THINGS TO DO:
1. Could you copy the passage on Cuba's economic guidelines word for word, from "28. Subject to" to "of any business."?
2. Can you continue the passage on Cuba's economic guidelines from where it stops?

SUPPLIED PASSAGE:
[start]
21. Each company and cooperative shall pay to the Municipal Administration Council with jurisdiction over its business operations, a territorial tax, that will be set centrally according to the specific characteristics of each municipality, as a contribution to local development.

Section on Cooperatives

25. Grade 1 cooperatives shall be established as a socialist form of joint ownership in various sectors.  A cooperative is a business organization that owns its estate and represents a distinct legal person.  Its members are individuals who contribute assets or labor and its purpose is to supply useful goods and services to society and its costs are covered with its own income.

26. The legal instrument that regulates the cooperatives must make sure that this organization, as form of social property, is not sold or otherwise assigned in ownership to any other cooperative or any non-State organization or any natural person.

27. A cooperative maintains contractual relations with other cooperatives, companies, State-funded entities and other non-State organizations.  After satisfying its commitment with the State, the cooperative may pursue sales operations free from intermediaries and in accordance with the business activity it is authorized to perform.

28. Subject to compliance with the appropriate laws and after observance of its tax and contribution obligations, each cooperative determines the income payable to its employees and the distribution of its profits. 

29. Grade 2 cooperatives shall be formed and the partners of which shall be Grade 1 cooperatives.  A Grade 2 Cooperative shall represent a separate legal person that owns assets.  The purpose of this cooperative is to pursue supplementary related activities or conduct operations that add value to the goods and services of its partners (such as production, service and marketing operations) or carry out joint sales and purchases for greater efficiency.

Territories

35. The Provincial and Municipal Administration Councils will discharge State duties and will not intervene directly in the management of any business.

36. The state functions exercised by provincial and municipal sectorial offices will be defined in relation to the functions discharged by the Central Government Bodies, and the applicable scopes of competence, links, operating rules and working methodologies of each authority will de identified. 

37. The implementation of local projects by Municipal Administration Councils, in particular for food production, is a work strategy for municipal food self-reliance.  Mini-industries and service centers must be promoted on the principle of financial sustainability as a key feature that must be harmoniously consistent with both the municipal goals and the objectives of the national economic plan.  Upon their completion, the local projects will be managed by organizations based in the municipality.

Within the articles and the policy guidelines quoted above are apparent contradictions. For one thing, it becomes apparent that there is a need to end the process of centralization and nationalization that has produced high indicators of inefficiency in the Cuban economy. But in parallel, due to the desire of the nation’s leadership to maintain economic control, affirm that there could be a new form of central planning adapted to the new context. That is, the Guidelines speak of the need to take the market into account, but at the same time reject it. This ambiguity will create discretion in applying the law, becoming one more stimulus for corruption.
[end]
PROVIDED DATA:
[start]
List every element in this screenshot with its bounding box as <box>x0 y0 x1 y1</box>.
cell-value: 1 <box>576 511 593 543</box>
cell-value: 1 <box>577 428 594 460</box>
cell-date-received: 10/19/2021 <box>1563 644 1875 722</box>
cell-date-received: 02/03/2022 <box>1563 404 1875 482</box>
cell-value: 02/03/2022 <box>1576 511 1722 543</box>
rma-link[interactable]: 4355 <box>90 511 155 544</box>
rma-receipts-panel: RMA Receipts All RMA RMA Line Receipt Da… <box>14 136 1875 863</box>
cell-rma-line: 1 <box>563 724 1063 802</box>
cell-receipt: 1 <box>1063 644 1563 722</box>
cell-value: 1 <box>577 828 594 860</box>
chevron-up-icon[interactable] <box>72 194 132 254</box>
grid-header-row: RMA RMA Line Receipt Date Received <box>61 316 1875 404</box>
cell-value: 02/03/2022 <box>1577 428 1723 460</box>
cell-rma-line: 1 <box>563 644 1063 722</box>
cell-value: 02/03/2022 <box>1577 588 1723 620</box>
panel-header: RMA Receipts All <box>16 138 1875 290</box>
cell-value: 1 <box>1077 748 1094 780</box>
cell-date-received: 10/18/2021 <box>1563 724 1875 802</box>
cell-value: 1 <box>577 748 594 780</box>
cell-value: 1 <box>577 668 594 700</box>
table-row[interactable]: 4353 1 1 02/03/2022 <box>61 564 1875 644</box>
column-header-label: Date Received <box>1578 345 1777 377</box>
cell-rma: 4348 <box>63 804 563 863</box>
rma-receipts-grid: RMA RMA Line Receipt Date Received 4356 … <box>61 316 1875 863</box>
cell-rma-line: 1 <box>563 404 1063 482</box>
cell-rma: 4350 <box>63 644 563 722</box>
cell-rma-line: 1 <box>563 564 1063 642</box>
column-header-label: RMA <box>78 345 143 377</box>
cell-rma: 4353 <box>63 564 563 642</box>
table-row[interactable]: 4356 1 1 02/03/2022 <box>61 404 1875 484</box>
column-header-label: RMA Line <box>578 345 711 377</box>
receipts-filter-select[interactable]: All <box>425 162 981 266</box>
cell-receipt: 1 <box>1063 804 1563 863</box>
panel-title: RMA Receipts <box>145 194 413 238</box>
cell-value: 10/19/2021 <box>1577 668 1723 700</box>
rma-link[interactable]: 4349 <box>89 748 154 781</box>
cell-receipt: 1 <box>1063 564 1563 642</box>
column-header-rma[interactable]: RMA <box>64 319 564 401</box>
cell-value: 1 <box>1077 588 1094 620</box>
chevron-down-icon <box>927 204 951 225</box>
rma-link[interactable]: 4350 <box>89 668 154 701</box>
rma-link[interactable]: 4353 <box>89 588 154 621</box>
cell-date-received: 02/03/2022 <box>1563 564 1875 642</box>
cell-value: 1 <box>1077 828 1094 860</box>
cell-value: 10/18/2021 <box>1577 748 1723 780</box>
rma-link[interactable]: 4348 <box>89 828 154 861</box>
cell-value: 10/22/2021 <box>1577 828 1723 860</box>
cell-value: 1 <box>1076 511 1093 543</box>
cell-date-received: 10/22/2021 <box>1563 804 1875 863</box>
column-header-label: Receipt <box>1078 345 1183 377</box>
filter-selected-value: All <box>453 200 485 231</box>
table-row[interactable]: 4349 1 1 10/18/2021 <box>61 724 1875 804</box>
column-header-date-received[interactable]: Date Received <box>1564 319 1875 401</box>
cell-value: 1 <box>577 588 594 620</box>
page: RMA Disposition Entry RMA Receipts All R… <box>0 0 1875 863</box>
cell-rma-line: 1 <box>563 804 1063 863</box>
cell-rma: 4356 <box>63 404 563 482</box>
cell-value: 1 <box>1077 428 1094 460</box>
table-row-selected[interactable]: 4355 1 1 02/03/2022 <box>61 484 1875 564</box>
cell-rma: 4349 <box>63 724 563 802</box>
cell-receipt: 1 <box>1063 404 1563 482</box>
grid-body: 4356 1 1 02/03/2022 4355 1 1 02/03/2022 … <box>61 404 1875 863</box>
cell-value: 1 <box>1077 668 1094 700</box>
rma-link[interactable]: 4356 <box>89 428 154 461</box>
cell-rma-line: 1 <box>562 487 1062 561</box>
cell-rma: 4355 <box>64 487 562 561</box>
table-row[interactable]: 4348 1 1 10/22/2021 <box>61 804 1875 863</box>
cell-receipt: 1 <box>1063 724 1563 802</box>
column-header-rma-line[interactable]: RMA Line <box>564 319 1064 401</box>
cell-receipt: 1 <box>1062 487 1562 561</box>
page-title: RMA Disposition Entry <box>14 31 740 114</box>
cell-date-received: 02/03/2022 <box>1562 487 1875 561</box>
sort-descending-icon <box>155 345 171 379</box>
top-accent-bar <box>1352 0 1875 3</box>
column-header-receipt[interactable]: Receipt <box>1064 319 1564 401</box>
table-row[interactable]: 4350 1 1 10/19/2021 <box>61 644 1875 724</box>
[end]
ANSWER SET:
1.
28. Subject to compliance with the appropriate laws and after observance of its tax and contribution obligations, each cooperative determines the income payable to its employees and the distribution of its profits. 

29. Grade 2 cooperatives shall be formed and the partners of which shall be Grade 1 cooperatives.  A Grade 2 Cooperative shall represent a separate legal person that owns assets.  The purpose of this cooperative is to pursue supplementary related activities or conduct operations that add value to the goods and services of its partners (such as production, service and marketing operations) or carry out joint sales and purchases for greater efficiency.

Territories

35. The Provincial and Municipal Administration Councils will discharge State duties and will not intervene directly in the management of any business.

2.
Any modern economy must have a basis in clear and transparent rules, which encourage the entrepreneurial spirit in society, and not on arbitrariness. This thesis, which is very simple, is the basis of any modern functioning society. It is essential that an atmosphere of trust and confidence exists for both domestic and foreign investments. As well explained by the Peruvian economist Hernando de Soto, there is a strong correlation between the clear establishment and enforcement of property rights, the rule of law, and efficiency in the functioning of free markets [4].

Unfortunately, in our country only select business groups, many of them associated with the Revolutionary Armed Forces (FAR) and the Ministry of the Interior (MININT), enjoy the benefits of operating under a market economy, creating monopolies that control the entire Cuban market.

In contrast, the ordinary Cuban is allowed to open only small cafes, tiny businesses almost medieval and artisan in nature, stalls selling all sorts of trinkets, to which the regime applies exorbitant taxes and a series of limitations that don’t permit any growth. In these stunted freedoms, professional services – a sector vital to any modern economy – remain excluded.

Experiences of Vietnam, China and the former Soviet Union

As a point of comparison it is very important to analyze the processes occurring in these countries with similar experiences, as they can offer us invaluable lessons.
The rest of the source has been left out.